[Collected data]
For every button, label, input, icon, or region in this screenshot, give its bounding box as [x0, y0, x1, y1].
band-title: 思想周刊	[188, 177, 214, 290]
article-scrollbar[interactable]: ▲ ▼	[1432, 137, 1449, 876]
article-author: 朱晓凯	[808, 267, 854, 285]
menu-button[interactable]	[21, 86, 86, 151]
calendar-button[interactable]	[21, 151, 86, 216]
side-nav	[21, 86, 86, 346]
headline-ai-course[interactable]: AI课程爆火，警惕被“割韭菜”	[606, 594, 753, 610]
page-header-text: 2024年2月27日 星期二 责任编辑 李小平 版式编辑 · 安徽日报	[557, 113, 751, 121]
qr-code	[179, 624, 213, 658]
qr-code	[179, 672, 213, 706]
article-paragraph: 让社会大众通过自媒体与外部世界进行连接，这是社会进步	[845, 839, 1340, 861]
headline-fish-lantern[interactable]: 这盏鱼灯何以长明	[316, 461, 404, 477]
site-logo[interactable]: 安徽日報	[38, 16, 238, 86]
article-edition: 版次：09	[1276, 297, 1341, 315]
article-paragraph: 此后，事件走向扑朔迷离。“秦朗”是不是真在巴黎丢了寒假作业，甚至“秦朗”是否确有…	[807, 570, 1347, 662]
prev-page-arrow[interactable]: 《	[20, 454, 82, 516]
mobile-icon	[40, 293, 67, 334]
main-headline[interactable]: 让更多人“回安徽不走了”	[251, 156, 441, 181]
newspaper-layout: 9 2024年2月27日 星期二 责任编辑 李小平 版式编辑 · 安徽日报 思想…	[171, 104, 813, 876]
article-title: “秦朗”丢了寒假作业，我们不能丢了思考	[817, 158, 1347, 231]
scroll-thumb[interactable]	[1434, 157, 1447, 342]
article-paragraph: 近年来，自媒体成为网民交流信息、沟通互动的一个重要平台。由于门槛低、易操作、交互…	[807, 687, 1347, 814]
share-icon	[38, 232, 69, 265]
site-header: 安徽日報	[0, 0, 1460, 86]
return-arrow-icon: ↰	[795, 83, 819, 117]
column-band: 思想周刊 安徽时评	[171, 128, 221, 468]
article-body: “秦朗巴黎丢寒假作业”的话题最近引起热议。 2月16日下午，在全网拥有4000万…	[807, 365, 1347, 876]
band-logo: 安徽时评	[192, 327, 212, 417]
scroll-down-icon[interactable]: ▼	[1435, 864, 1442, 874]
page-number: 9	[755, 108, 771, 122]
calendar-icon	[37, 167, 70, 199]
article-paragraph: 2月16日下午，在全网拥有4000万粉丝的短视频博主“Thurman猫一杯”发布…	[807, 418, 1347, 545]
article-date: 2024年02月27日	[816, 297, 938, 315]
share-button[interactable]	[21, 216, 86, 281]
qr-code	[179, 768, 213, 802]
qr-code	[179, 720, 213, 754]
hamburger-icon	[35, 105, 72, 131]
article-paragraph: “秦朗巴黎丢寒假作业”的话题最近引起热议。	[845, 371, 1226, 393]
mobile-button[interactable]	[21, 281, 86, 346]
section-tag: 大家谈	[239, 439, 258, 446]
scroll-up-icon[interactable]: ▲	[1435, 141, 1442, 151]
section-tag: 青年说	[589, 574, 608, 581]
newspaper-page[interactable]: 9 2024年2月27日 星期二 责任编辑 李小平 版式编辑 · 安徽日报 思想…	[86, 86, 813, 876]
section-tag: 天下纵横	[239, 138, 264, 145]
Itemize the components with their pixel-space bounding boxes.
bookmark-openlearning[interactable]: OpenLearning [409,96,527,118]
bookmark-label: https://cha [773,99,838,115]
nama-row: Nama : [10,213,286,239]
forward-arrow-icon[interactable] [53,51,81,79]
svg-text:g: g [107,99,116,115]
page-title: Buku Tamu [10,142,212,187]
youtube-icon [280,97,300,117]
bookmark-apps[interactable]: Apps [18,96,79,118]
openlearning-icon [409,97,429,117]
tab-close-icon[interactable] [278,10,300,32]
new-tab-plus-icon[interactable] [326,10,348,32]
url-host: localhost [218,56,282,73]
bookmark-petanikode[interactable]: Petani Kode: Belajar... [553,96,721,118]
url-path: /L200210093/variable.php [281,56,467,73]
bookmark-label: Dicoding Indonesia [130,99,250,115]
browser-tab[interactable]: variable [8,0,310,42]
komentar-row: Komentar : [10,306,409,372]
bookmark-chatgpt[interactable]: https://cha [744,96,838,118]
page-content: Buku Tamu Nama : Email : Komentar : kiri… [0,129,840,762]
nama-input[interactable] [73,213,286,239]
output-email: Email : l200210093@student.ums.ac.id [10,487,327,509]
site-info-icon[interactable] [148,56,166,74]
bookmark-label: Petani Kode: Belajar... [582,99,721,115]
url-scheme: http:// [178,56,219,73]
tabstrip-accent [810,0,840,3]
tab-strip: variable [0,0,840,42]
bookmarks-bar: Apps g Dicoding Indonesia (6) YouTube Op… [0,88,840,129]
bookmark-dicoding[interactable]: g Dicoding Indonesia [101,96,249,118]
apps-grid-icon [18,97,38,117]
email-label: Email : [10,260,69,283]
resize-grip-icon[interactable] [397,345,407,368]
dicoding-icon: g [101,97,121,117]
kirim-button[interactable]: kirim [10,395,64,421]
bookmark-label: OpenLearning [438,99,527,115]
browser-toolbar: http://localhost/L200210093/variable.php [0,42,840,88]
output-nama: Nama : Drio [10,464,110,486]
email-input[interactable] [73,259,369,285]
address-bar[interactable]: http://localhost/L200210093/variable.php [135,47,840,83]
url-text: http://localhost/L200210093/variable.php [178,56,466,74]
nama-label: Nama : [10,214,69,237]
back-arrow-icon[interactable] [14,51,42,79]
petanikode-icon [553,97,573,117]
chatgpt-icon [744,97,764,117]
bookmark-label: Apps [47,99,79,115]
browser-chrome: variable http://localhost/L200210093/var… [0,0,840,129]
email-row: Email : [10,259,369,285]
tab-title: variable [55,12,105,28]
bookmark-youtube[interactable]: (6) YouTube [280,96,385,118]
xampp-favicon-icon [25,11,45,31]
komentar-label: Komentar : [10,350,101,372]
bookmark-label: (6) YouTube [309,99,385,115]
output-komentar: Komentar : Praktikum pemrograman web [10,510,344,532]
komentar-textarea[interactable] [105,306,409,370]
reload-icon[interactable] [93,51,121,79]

## WORK INSTRUCTIONS
Format all of the lines above as a Markdown table with two columns, Row and Line, giving each line its row number and omitting any blank lines.

## EXERCISE OUTPUT
| Row | Line |
|---|---|
| 1 | For every button, label, input, icon, or region in this screenshot, give its bounding box as [x0, y0, x1, y1]. |
| 2 | band-title: 思想周刊	[188, 177, 214, 290] |
| 3 | article-scrollbar[interactable]: ▲ ▼	[1432, 137, 1449, 876] |
| 4 | article-author: 朱晓凯	[808, 267, 854, 285] |
| 5 | menu-button[interactable]	[21, 86, 86, 151] |
| 6 | calendar-button[interactable]	[21, 151, 86, 216] |
| 7 | side-nav	[21, 86, 86, 346] |
| 8 | headline-ai-course[interactable]: AI课程爆火，警惕被“割韭菜”	[606, 594, 753, 610] |
| 9 | page-header-text: 2024年2月27日 星期二 责任编辑 李小平 版式编辑 · 安徽日报	[557, 113, 751, 121] |
| 10 | qr-code	[179, 624, 213, 658] |
| 11 | qr-code	[179, 672, 213, 706] |
| 12 | article-paragraph: 让社会大众通过自媒体与外部世界进行连接，这是社会进步	[845, 839, 1340, 861] |
| 13 | headline-fish-lantern[interactable]: 这盏鱼灯何以长明	[316, 461, 404, 477] |
| 14 | site-logo[interactable]: 安徽日報	[38, 16, 238, 86] |
| 15 | article-edition: 版次：09	[1276, 297, 1341, 315] |
| 16 | article-paragraph: 此后，事件走向扑朔迷离。“秦朗”是不是真在巴黎丢了寒假作业，甚至“秦朗”是否确有…	[807, 570, 1347, 662] |
| 17 | prev-page-arrow[interactable]: 《	[20, 454, 82, 516] |
| 18 | mobile-icon	[40, 293, 67, 334] |
| 19 | main-headline[interactable]: 让更多人“回安徽不走了”	[251, 156, 441, 181] |
| 20 | newspaper-layout: 9 2024年2月27日 星期二 责任编辑 李小平 版式编辑 · 安徽日报 思想…	[171, 104, 813, 876] |
| 21 | article-title: “秦朗”丢了寒假作业，我们不能丢了思考	[817, 158, 1347, 231] |
| 22 | scroll-thumb[interactable]	[1434, 157, 1447, 342] |
| 23 | article-paragraph: 近年来，自媒体成为网民交流信息、沟通互动的一个重要平台。由于门槛低、易操作、交互…	[807, 687, 1347, 814] |
| 24 | share-icon	[38, 232, 69, 265] |
| 25 | site-header: 安徽日報	[0, 0, 1460, 86] |
| 26 | return-arrow-icon: ↰	[795, 83, 819, 117] |
| 27 | column-band: 思想周刊 安徽时评	[171, 128, 221, 468] |
| 28 | article-body: “秦朗巴黎丢寒假作业”的话题最近引起热议。 2月16日下午，在全网拥有4000万…	[807, 365, 1347, 876] |
| 29 | band-logo: 安徽时评	[192, 327, 212, 417] |
| 30 | scroll-down-icon[interactable]: ▼	[1435, 864, 1442, 874] |
| 31 | page-number: 9	[755, 108, 771, 122] |
| 32 | calendar-icon	[37, 167, 70, 199] |
| 33 | article-paragraph: 2月16日下午，在全网拥有4000万粉丝的短视频博主“Thurman猫一杯”发布…	[807, 418, 1347, 545] |
| 34 | article-date: 2024年02月27日	[816, 297, 938, 315] |
| 35 | share-button[interactable]	[21, 216, 86, 281] |
| 36 | qr-code	[179, 768, 213, 802] |
| 37 | qr-code	[179, 720, 213, 754] |
| 38 | hamburger-icon	[35, 105, 72, 131] |
| 39 | article-paragraph: “秦朗巴黎丢寒假作业”的话题最近引起热议。	[845, 371, 1226, 393] |
| 40 | mobile-button[interactable]	[21, 281, 86, 346] |
| 41 | section-tag: 大家谈	[239, 439, 258, 446] |
| 42 | scroll-up-icon[interactable]: ▲	[1435, 141, 1442, 151] |
| 43 | section-tag: 青年说	[589, 574, 608, 581] |
| 44 | newspaper-page[interactable]: 9 2024年2月27日 星期二 责任编辑 李小平 版式编辑 · 安徽日报 思想…	[86, 86, 813, 876] |
| 45 | section-tag: 天下纵横	[239, 138, 264, 145] |
| 46 | Itemize the components with their pixel-space bounding boxes. |
| 47 | bookmark-openlearning[interactable]: OpenLearning [409,96,527,118] |
| 48 | bookmark-label: https://cha [773,99,838,115] |
| 49 | nama-row: Nama : [10,213,286,239] |
| 50 | forward-arrow-icon[interactable] [53,51,81,79] |
| 51 | svg-text:g: g [107,99,116,115] |
| 52 | page-title: Buku Tamu [10,142,212,187] |
| 53 | youtube-icon [280,97,300,117] |
| 54 | bookmark-apps[interactable]: Apps [18,96,79,118] |
| 55 | openlearning-icon [409,97,429,117] |
| 56 | tab-close-icon[interactable] [278,10,300,32] |
| 57 | new-tab-plus-icon[interactable] [326,10,348,32] |
| 58 | url-host: localhost [218,56,282,73] |
| 59 | bookmark-petanikode[interactable]: Petani Kode: Belajar... [553,96,721,118] |
| 60 | url-path: /L200210093/variable.php [281,56,467,73] |
| 61 | bookmark-label: Dicoding Indonesia [130,99,250,115] |
| 62 | browser-tab[interactable]: variable [8,0,310,42] |
| 63 | komentar-row: Komentar : [10,306,409,372] |
| 64 | bookmark-chatgpt[interactable]: https://cha [744,96,838,118] |
| 65 | page-content: Buku Tamu Nama : Email : Komentar : kiri… [0,129,840,762] |
| 66 | nama-input[interactable] [73,213,286,239] |
| 67 | output-email: Email : l200210093@student.ums.ac.id [10,487,327,509] |
| 68 | site-info-icon[interactable] [148,56,166,74] |
| 69 | bookmark-label: Petani Kode: Belajar... [582,99,721,115] |
| 70 | url-scheme: http:// [178,56,219,73] |
| 71 | tabstrip-accent [810,0,840,3] |
| 72 | tab-strip: variable [0,0,840,42] |
| 73 | bookmarks-bar: Apps g Dicoding Indonesia (6) YouTube Op… [0,88,840,129] |
| 74 | bookmark-dicoding[interactable]: g Dicoding Indonesia [101,96,249,118] |
| 75 | apps-grid-icon [18,97,38,117] |
| 76 | email-label: Email : [10,260,69,283] |
| 77 | resize-grip-icon[interactable] [397,345,407,368] |
| 78 | dicoding-icon: g [101,97,121,117] |
| 79 | kirim-button[interactable]: kirim [10,395,64,421] |
| 80 | bookmark-label: OpenLearning [438,99,527,115] |
| 81 | browser-toolbar: http://localhost/L200210093/variable.php [0,42,840,88] |
| 82 | output-nama: Nama : Drio [10,464,110,486] |
| 83 | email-input[interactable] [73,259,369,285] |
| 84 | address-bar[interactable]: http://localhost/L200210093/variable.php [135,47,840,83] |
| 85 | url-text: http://localhost/L200210093/variable.php [178,56,466,74] |
| 86 | nama-label: Nama : [10,214,69,237] |
| 87 | back-arrow-icon[interactable] [14,51,42,79] |
| 88 | petanikode-icon [553,97,573,117] |
| 89 | chatgpt-icon [744,97,764,117] |
| 90 | bookmark-label: Apps [47,99,79,115] |
| 91 | browser-chrome: variable http://localhost/L200210093/var… [0,0,840,129] |
| 92 | email-row: Email : [10,259,369,285] |
| 93 | tab-title: variable [55,12,105,28] |
| 94 | bookmark-youtube[interactable]: (6) YouTube [280,96,385,118] |
| 95 | xampp-favicon-icon [25,11,45,31] |
| 96 | komentar-label: Komentar : [10,350,101,372] |
| 97 | bookmark-label: (6) YouTube [309,99,385,115] |
| 98 | output-komentar: Komentar : Praktikum pemrograman web [10,510,344,532] |
| 99 | komentar-textarea[interactable] [105,306,409,370] |
| 100 | reload-icon[interactable] [93,51,121,79] |